— Start Entries shown —

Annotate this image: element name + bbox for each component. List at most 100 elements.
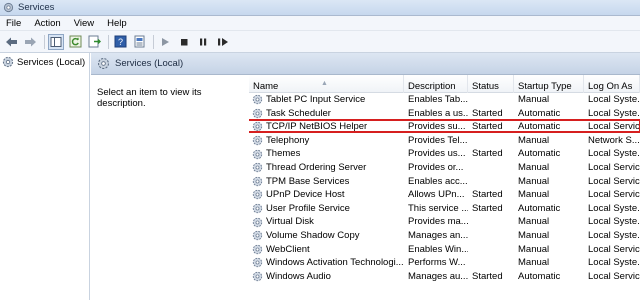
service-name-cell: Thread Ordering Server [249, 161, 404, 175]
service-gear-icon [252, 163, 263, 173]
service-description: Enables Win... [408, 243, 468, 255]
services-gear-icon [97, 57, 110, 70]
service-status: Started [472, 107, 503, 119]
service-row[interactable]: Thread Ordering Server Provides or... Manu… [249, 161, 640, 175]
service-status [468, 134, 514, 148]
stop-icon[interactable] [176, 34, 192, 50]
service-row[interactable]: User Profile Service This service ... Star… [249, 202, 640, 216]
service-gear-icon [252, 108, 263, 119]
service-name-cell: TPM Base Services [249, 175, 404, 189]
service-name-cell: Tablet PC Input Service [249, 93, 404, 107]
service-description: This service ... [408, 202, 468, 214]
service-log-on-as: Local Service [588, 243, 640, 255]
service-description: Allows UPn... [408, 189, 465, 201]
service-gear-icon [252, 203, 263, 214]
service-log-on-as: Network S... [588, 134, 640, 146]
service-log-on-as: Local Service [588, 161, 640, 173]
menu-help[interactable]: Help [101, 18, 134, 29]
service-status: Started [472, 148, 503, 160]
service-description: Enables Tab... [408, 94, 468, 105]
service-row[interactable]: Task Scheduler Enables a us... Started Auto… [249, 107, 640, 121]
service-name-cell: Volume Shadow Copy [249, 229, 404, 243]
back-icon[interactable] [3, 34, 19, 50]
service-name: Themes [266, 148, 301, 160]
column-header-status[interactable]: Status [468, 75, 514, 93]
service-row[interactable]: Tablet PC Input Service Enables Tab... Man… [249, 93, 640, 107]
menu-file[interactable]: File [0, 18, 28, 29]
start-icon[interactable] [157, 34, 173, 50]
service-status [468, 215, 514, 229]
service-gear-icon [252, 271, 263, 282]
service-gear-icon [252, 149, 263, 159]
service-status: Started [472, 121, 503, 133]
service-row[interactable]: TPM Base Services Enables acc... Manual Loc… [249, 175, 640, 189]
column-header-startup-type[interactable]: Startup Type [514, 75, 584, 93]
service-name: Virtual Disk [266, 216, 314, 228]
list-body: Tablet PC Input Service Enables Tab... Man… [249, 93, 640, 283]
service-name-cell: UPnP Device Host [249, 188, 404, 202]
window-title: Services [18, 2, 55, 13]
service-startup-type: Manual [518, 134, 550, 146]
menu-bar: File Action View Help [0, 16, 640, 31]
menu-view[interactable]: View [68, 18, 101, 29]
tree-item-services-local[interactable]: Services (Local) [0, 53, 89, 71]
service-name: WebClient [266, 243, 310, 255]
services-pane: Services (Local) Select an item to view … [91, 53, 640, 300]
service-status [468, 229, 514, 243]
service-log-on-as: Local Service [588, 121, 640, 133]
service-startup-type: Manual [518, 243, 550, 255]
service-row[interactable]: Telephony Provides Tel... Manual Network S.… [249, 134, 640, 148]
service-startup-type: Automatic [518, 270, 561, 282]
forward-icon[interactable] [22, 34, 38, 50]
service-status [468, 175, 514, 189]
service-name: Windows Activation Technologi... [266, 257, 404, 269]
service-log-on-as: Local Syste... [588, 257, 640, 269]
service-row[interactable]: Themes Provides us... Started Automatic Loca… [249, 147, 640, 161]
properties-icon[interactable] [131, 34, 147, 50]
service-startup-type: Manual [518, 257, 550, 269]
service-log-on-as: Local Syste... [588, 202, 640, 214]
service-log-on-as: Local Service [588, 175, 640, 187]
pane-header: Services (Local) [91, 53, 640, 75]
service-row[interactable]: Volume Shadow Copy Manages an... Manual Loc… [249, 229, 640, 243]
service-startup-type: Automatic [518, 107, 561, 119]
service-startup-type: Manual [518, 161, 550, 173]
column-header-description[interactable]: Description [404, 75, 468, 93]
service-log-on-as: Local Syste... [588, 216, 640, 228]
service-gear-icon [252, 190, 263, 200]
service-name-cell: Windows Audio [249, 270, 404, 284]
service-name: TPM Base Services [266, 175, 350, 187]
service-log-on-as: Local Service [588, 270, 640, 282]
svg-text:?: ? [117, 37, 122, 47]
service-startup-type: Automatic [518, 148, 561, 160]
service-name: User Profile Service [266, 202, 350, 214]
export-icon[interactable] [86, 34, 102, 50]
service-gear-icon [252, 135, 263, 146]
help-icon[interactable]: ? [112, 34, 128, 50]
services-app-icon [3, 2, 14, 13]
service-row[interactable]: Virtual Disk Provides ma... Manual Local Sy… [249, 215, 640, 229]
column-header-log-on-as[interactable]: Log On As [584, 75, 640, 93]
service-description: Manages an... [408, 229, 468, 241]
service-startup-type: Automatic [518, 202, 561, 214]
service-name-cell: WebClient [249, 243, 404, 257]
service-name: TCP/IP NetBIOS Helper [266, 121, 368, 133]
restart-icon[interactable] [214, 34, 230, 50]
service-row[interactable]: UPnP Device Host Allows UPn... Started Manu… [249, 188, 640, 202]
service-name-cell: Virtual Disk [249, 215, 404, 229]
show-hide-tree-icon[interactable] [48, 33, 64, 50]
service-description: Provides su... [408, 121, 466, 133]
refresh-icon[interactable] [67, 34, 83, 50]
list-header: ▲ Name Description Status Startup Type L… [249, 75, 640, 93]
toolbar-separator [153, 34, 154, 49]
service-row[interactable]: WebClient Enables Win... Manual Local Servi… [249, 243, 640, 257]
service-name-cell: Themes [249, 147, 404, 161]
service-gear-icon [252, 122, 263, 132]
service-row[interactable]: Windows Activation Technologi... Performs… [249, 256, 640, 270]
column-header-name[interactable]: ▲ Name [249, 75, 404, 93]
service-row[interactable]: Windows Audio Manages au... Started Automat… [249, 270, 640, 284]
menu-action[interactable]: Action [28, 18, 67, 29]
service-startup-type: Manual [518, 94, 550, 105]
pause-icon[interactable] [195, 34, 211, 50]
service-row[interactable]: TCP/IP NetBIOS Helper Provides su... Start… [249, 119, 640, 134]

— End Entries shown —

**Task prompt**
Retype every line of the listing above without changing anything, and leave the picture out of your answer.

**The solution**
Annotate this image: element name + bbox for each component. List at most 100 elements.
service-name-cell: Thread Ordering Server [249, 161, 404, 175]
service-gear-icon [252, 163, 263, 173]
service-description: Enables Win... [408, 243, 468, 255]
services-gear-icon [97, 57, 110, 70]
service-status: Started [472, 107, 503, 119]
service-row[interactable]: Thread Ordering Server Provides or... Manu… [249, 161, 640, 175]
service-status [468, 134, 514, 148]
stop-icon[interactable] [176, 34, 192, 50]
service-row[interactable]: User Profile Service This service ... Star… [249, 202, 640, 216]
service-gear-icon [252, 108, 263, 119]
service-name-cell: TPM Base Services [249, 175, 404, 189]
service-name-cell: Tablet PC Input Service [249, 93, 404, 107]
service-description: This service ... [408, 202, 468, 214]
service-log-on-as: Local Service [588, 243, 640, 255]
service-description: Allows UPn... [408, 189, 465, 201]
service-gear-icon [252, 203, 263, 214]
service-log-on-as: Network S... [588, 134, 640, 146]
service-log-on-as: Local Service [588, 161, 640, 173]
menu-help[interactable]: Help [101, 18, 134, 29]
service-status: Started [472, 148, 503, 160]
service-description: Enables Tab... [408, 94, 468, 105]
service-row[interactable]: Task Scheduler Enables a us... Started Auto… [249, 107, 640, 121]
service-name-cell: Volume Shadow Copy [249, 229, 404, 243]
back-icon[interactable] [3, 34, 19, 50]
service-name: Themes [266, 148, 301, 160]
column-header-status[interactable]: Status [468, 75, 514, 93]
service-row[interactable]: Tablet PC Input Service Enables Tab... Man… [249, 93, 640, 107]
menu-file[interactable]: File [0, 18, 28, 29]
start-icon[interactable] [157, 34, 173, 50]
service-status [468, 215, 514, 229]
service-gear-icon [252, 271, 263, 282]
service-gear-icon [252, 149, 263, 159]
service-status: Started [472, 121, 503, 133]
service-row[interactable]: TPM Base Services Enables acc... Manual Loc… [249, 175, 640, 189]
column-header-startup-type[interactable]: Startup Type [514, 75, 584, 93]
service-name: Virtual Disk [266, 216, 314, 228]
list-body: Tablet PC Input Service Enables Tab... Man… [249, 93, 640, 283]
service-name-cell: UPnP Device Host [249, 188, 404, 202]
window-title: Services [18, 2, 55, 13]
service-startup-type: Manual [518, 134, 550, 146]
menu-bar: File Action View Help [0, 16, 640, 31]
menu-view[interactable]: View [68, 18, 101, 29]
tree-item-services-local[interactable]: Services (Local) [0, 53, 89, 71]
service-name: WebClient [266, 243, 310, 255]
services-pane: Services (Local) Select an item to view … [91, 53, 640, 300]
service-status [468, 229, 514, 243]
service-log-on-as: Local Service [588, 121, 640, 133]
service-startup-type: Manual [518, 243, 550, 255]
service-row[interactable]: Telephony Provides Tel... Manual Network S.… [249, 134, 640, 148]
service-startup-type: Automatic [518, 270, 561, 282]
forward-icon[interactable] [22, 34, 38, 50]
service-status [468, 175, 514, 189]
service-name: Windows Activation Technologi... [266, 257, 404, 269]
service-log-on-as: Local Syste... [588, 257, 640, 269]
service-row[interactable]: Themes Provides us... Started Automatic Loca… [249, 147, 640, 161]
properties-icon[interactable] [131, 34, 147, 50]
service-startup-type: Manual [518, 257, 550, 269]
service-log-on-as: Local Syste... [588, 202, 640, 214]
service-log-on-as: Local Service [588, 175, 640, 187]
pane-header: Services (Local) [91, 53, 640, 75]
service-row[interactable]: Volume Shadow Copy Manages an... Manual Loc… [249, 229, 640, 243]
service-startup-type: Automatic [518, 107, 561, 119]
service-startup-type: Manual [518, 161, 550, 173]
column-header-description[interactable]: Description [404, 75, 468, 93]
service-log-on-as: Local Syste... [588, 216, 640, 228]
service-gear-icon [252, 190, 263, 200]
service-name-cell: Windows Audio [249, 270, 404, 284]
service-name: TPM Base Services [266, 175, 350, 187]
service-log-on-as: Local Service [588, 270, 640, 282]
svg-text:?: ? [117, 37, 122, 47]
service-startup-type: Automatic [518, 148, 561, 160]
service-name: User Profile Service [266, 202, 350, 214]
export-icon[interactable] [86, 34, 102, 50]
service-gear-icon [252, 135, 263, 146]
help-icon[interactable]: ? [112, 34, 128, 50]
services-app-icon [3, 2, 14, 13]
service-row[interactable]: Virtual Disk Provides ma... Manual Local Sy… [249, 215, 640, 229]
column-header-log-on-as[interactable]: Log On As [584, 75, 640, 93]
service-description: Manages an... [408, 229, 468, 241]
service-startup-type: Automatic [518, 202, 561, 214]
service-name-cell: WebClient [249, 243, 404, 257]
service-name: TCP/IP NetBIOS Helper [266, 121, 368, 133]
restart-icon[interactable] [214, 34, 230, 50]
service-row[interactable]: UPnP Device Host Allows UPn... Started Manu… [249, 188, 640, 202]
service-name-cell: Virtual Disk [249, 215, 404, 229]
show-hide-tree-icon[interactable] [48, 33, 64, 50]
service-description: Provides su... [408, 121, 466, 133]
refresh-icon[interactable] [67, 34, 83, 50]
list-header: ▲ Name Description Status Startup Type L… [249, 75, 640, 93]
toolbar-separator [153, 34, 154, 49]
service-row[interactable]: WebClient Enables Win... Manual Local Servi… [249, 243, 640, 257]
service-name-cell: Themes [249, 147, 404, 161]
service-gear-icon [252, 122, 263, 132]
service-row[interactable]: Windows Activation Technologi... Performs… [249, 256, 640, 270]
column-header-name[interactable]: ▲ Name [249, 75, 404, 93]
service-row[interactable]: Windows Audio Manages au... Started Automat… [249, 270, 640, 284]
menu-action[interactable]: Action [28, 18, 67, 29]
service-startup-type: Manual [518, 94, 550, 105]
pause-icon[interactable] [195, 34, 211, 50]
service-row[interactable]: TCP/IP NetBIOS Helper Provides su... Start… [249, 119, 640, 134]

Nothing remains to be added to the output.